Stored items
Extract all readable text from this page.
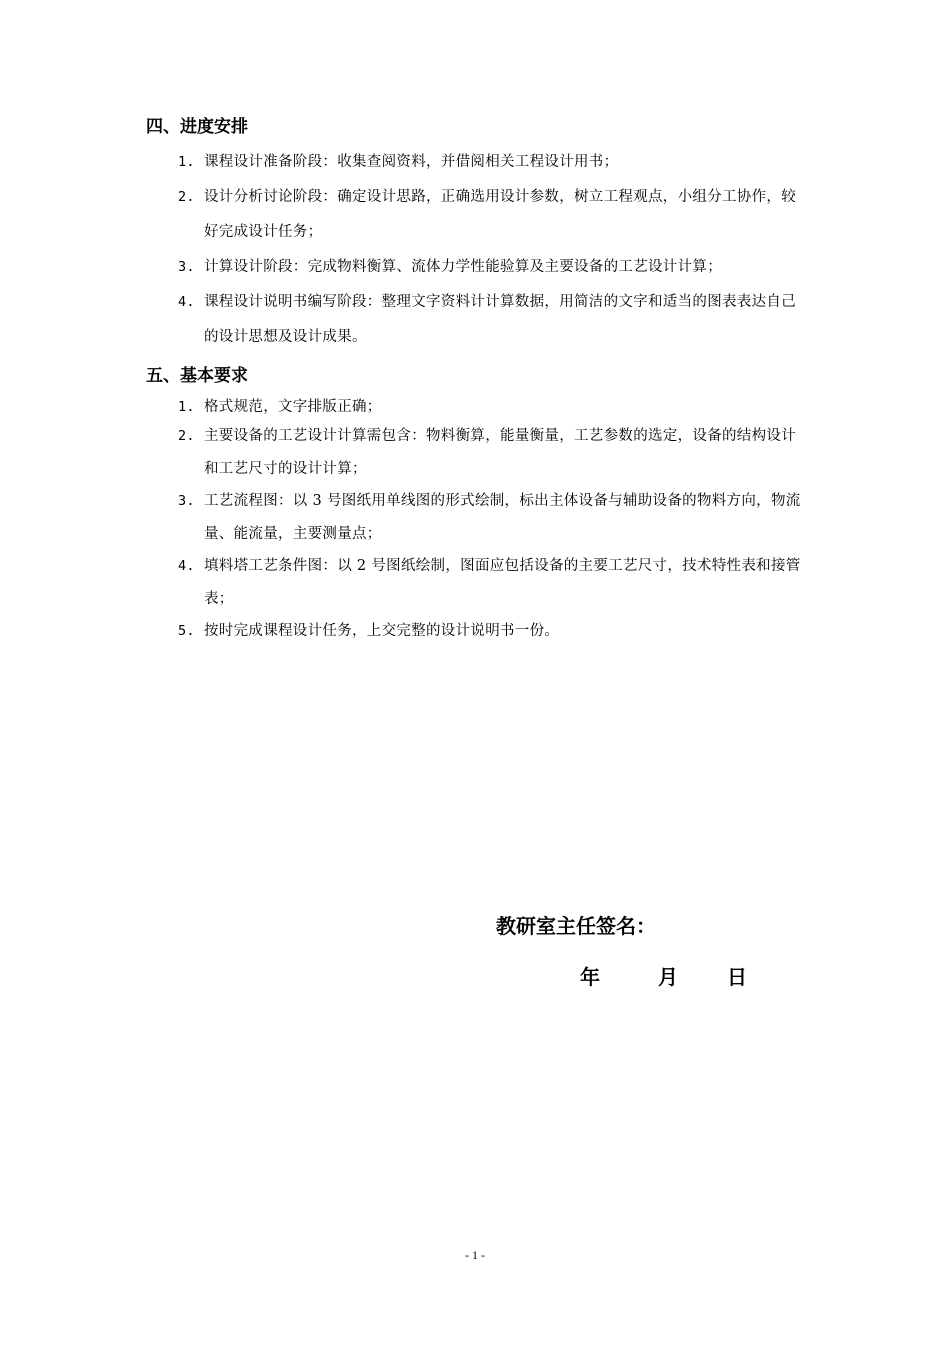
四、进度安排
1. 课程设计准备阶段：收集查阅资料，并借阅相关工程设计用书；
2. 设计分析讨论阶段：确定设计思路，正确选用设计参数，树立工程观点，小组分工协作，较好完成设计任务；
3. 计算设计阶段：完成物料衡算、流体力学性能验算及主要设备的工艺设计计算；
4. 课程设计说明书编写阶段：整理文字资料计计算数据，用简洁的文字和适当的图表表达自己的设计思想及设计成果。
五、基本要求
1. 格式规范，文字排版正确；
2. 主要设备的工艺设计计算需包含：物料衡算，能量衡量，工艺参数的选定，设备的结构设计和工艺尺寸的设计计算；
3. 工艺流程图：以 3 号图纸用单线图的形式绘制，标出主体设备与辅助设备的物料方向，物流量、能流量，主要测量点；
4. 填料塔工艺条件图：以 2 号图纸绘制，图面应包括设备的主要工艺尺寸，技术特性表和接管表；
5. 按时完成课程设计任务，上交完整的设计说明书一份。
教研室主任签名：
年	月 日
- 1 -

◆ Problem statement
Reproduce the whole listing above word for word, but not its pictures.

◆ Exercise response
Extract all readable text from this page.
四、进度安排
1. 课程设计准备阶段：收集查阅资料，并借阅相关工程设计用书；
2. 设计分析讨论阶段：确定设计思路，正确选用设计参数，树立工程观点，小组分工协作，较好完成设计任务；
3. 计算设计阶段：完成物料衡算、流体力学性能验算及主要设备的工艺设计计算；
4. 课程设计说明书编写阶段：整理文字资料计计算数据，用简洁的文字和适当的图表表达自己的设计思想及设计成果。
五、基本要求
1. 格式规范，文字排版正确；
2. 主要设备的工艺设计计算需包含：物料衡算，能量衡量，工艺参数的选定，设备的结构设计和工艺尺寸的设计计算；
3. 工艺流程图：以 3 号图纸用单线图的形式绘制，标出主体设备与辅助设备的物料方向，物流量、能流量，主要测量点；
4. 填料塔工艺条件图：以 2 号图纸绘制，图面应包括设备的主要工艺尺寸，技术特性表和接管表；
5. 按时完成课程设计任务，上交完整的设计说明书一份。
教研室主任签名：
年	月 日
- 1 -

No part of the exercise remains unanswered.